■ **DATA SECTION**
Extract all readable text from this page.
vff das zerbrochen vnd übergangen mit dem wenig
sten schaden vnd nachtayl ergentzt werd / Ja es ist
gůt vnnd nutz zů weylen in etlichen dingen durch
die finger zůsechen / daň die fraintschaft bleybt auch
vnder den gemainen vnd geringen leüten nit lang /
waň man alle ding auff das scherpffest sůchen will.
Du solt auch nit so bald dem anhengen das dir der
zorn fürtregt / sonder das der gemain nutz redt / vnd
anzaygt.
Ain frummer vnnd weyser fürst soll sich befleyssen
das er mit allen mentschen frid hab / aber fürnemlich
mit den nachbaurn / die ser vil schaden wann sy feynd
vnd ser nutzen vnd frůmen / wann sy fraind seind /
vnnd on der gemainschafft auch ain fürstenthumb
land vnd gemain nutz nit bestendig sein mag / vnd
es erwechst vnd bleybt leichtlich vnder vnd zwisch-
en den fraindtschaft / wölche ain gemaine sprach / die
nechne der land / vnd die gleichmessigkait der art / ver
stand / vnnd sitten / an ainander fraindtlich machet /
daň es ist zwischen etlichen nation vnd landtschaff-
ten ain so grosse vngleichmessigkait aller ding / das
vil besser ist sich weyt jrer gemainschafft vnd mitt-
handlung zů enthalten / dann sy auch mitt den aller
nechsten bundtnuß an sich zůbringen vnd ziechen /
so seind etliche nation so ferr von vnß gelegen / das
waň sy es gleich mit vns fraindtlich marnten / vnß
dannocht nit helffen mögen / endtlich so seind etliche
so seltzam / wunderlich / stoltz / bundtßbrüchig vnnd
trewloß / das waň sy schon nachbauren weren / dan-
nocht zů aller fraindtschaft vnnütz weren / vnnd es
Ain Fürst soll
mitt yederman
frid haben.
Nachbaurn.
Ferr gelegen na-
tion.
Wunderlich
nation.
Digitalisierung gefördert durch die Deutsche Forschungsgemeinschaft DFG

■ **GOAL**
Output all preceding records character for character.

■ **EXERCISE RESPONSE**
Extract all readable text from this page.
vff das zerbrochen vnd übergangen mit dem wenig
sten schaden vnd nachtayl ergentzt werd / Ja es ist
gůt vnnd nutz zů weylen in etlichen dingen durch
die finger zůsechen / daň die fraintschaft bleybt auch
vnder den gemainen vnd geringen leüten nit lang /
waň man alle ding auff das scherpffest sůchen will.
Du solt auch nit so bald dem anhengen das dir der
zorn fürtregt / sonder das der gemain nutz redt / vnd
anzaygt.
Ain frummer vnnd weyser fürst soll sich befleyssen
das er mit allen mentschen frid hab / aber fürnemlich
mit den nachbaurn / die ser vil schaden wann sy feynd
vnd ser nutzen vnd frůmen / wann sy fraind seind /
vnnd on der gemainschafft auch ain fürstenthumb
land vnd gemain nutz nit bestendig sein mag / vnd
es erwechst vnd bleybt leichtlich vnder vnd zwisch-
en den fraindtschaft / wölche ain gemaine sprach / die
nechne der land / vnd die gleichmessigkait der art / ver
stand / vnnd sitten / an ainander fraindtlich machet /
daň es ist zwischen etlichen nation vnd landtschaff-
ten ain so grosse vngleichmessigkait aller ding / das
vil besser ist sich weyt jrer gemainschafft vnd mitt-
handlung zů enthalten / dann sy auch mitt den aller
nechsten bundtnuß an sich zůbringen vnd ziechen /
so seind etliche nation so ferr von vnß gelegen / das
waň sy es gleich mit vns fraindtlich marnten / vnß
dannocht nit helffen mögen / endtlich so seind etliche
so seltzam / wunderlich / stoltz / bundtßbrüchig vnnd
trewloß / das waň sy schon nachbauren weren / dan-
nocht zů aller fraindtschaft vnnütz weren / vnnd es
Ain Fürst soll
mitt yederman
frid haben.
Nachbaurn.
Ferr gelegen na-
tion.
Wunderlich
nation.
Digitalisierung gefördert durch die Deutsche Forschungsgemeinschaft DFG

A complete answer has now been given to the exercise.